→ TASK TO COMPLETE:
Repeat the listing in full, exactly as it stands.

— start of RECORDS SHOWN —

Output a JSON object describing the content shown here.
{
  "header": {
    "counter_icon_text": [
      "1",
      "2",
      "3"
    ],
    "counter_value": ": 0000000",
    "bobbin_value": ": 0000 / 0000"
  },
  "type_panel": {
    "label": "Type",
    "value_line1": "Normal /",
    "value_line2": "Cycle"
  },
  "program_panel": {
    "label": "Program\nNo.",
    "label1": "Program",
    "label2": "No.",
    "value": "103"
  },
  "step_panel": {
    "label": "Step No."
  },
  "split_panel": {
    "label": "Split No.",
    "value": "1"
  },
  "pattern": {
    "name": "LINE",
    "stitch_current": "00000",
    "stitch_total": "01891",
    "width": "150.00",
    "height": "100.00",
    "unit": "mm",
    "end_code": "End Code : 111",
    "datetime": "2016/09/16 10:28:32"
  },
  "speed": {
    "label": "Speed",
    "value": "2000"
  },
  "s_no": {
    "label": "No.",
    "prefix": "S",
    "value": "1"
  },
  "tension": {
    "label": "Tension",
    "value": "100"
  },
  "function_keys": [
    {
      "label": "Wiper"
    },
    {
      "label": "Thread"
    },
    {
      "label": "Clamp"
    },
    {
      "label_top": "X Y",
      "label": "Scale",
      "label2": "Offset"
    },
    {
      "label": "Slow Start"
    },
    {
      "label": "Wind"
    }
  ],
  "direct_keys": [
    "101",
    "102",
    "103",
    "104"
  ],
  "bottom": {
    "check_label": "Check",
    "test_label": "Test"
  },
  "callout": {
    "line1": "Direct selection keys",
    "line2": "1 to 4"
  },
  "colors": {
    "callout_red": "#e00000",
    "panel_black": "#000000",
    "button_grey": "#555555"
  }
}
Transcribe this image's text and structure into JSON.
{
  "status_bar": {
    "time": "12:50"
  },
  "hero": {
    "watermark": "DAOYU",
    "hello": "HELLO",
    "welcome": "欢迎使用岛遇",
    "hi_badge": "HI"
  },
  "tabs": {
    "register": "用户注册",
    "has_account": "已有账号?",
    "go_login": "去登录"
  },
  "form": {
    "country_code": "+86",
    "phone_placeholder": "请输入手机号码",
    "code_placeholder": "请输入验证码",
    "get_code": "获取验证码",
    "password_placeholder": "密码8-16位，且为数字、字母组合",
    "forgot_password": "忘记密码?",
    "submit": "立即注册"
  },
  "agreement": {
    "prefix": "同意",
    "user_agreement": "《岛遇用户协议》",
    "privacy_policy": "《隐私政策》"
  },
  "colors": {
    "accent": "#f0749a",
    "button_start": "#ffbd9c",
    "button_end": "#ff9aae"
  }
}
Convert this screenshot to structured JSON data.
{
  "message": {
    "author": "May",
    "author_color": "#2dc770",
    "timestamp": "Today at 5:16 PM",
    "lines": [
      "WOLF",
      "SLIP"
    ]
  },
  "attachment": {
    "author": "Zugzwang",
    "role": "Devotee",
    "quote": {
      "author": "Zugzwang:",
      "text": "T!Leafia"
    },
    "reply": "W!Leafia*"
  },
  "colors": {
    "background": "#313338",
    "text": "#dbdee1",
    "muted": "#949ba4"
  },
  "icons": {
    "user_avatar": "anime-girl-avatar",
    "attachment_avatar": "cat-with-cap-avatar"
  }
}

— end of RECORDS SHOWN —

→ CORRECT RESULT:
Output a JSON object describing the content shown here.
{
  "header": {
    "counter_icon_text": [
      "1",
      "2",
      "3"
    ],
    "counter_value": ": 0000000",
    "bobbin_value": ": 0000 / 0000"
  },
  "type_panel": {
    "label": "Type",
    "value_line1": "Normal /",
    "value_line2": "Cycle"
  },
  "program_panel": {
    "label": "Program\nNo.",
    "label1": "Program",
    "label2": "No.",
    "value": "103"
  },
  "step_panel": {
    "label": "Step No."
  },
  "split_panel": {
    "label": "Split No.",
    "value": "1"
  },
  "pattern": {
    "name": "LINE",
    "stitch_current": "00000",
    "stitch_total": "01891",
    "width": "150.00",
    "height": "100.00",
    "unit": "mm",
    "end_code": "End Code : 111",
    "datetime": "2016/09/16 10:28:32"
  },
  "speed": {
    "label": "Speed",
    "value": "2000"
  },
  "s_no": {
    "label": "No.",
    "prefix": "S",
    "value": "1"
  },
  "tension": {
    "label": "Tension",
    "value": "100"
  },
  "function_keys": [
    {
      "label": "Wiper"
    },
    {
      "label": "Thread"
    },
    {
      "label": "Clamp"
    },
    {
      "label_top": "X Y",
      "label": "Scale",
      "label2": "Offset"
    },
    {
      "label": "Slow Start"
    },
    {
      "label": "Wind"
    }
  ],
  "direct_keys": [
    "101",
    "102",
    "103",
    "104"
  ],
  "bottom": {
    "check_label": "Check",
    "test_label": "Test"
  },
  "callout": {
    "line1": "Direct selection keys",
    "line2": "1 to 4"
  },
  "colors": {
    "callout_red": "#e00000",
    "panel_black": "#000000",
    "button_grey": "#555555"
  }
}
Transcribe this image's text and structure into JSON.
{
  "status_bar": {
    "time": "12:50"
  },
  "hero": {
    "watermark": "DAOYU",
    "hello": "HELLO",
    "welcome": "欢迎使用岛遇",
    "hi_badge": "HI"
  },
  "tabs": {
    "register": "用户注册",
    "has_account": "已有账号?",
    "go_login": "去登录"
  },
  "form": {
    "country_code": "+86",
    "phone_placeholder": "请输入手机号码",
    "code_placeholder": "请输入验证码",
    "get_code": "获取验证码",
    "password_placeholder": "密码8-16位，且为数字、字母组合",
    "forgot_password": "忘记密码?",
    "submit": "立即注册"
  },
  "agreement": {
    "prefix": "同意",
    "user_agreement": "《岛遇用户协议》",
    "privacy_policy": "《隐私政策》"
  },
  "colors": {
    "accent": "#f0749a",
    "button_start": "#ffbd9c",
    "button_end": "#ff9aae"
  }
}
Convert this screenshot to structured JSON data.
{
  "message": {
    "author": "May",
    "author_color": "#2dc770",
    "timestamp": "Today at 5:16 PM",
    "lines": [
      "WOLF",
      "SLIP"
    ]
  },
  "attachment": {
    "author": "Zugzwang",
    "role": "Devotee",
    "quote": {
      "author": "Zugzwang:",
      "text": "T!Leafia"
    },
    "reply": "W!Leafia*"
  },
  "colors": {
    "background": "#313338",
    "text": "#dbdee1",
    "muted": "#949ba4"
  },
  "icons": {
    "user_avatar": "anime-girl-avatar",
    "attachment_avatar": "cat-with-cap-avatar"
  }
}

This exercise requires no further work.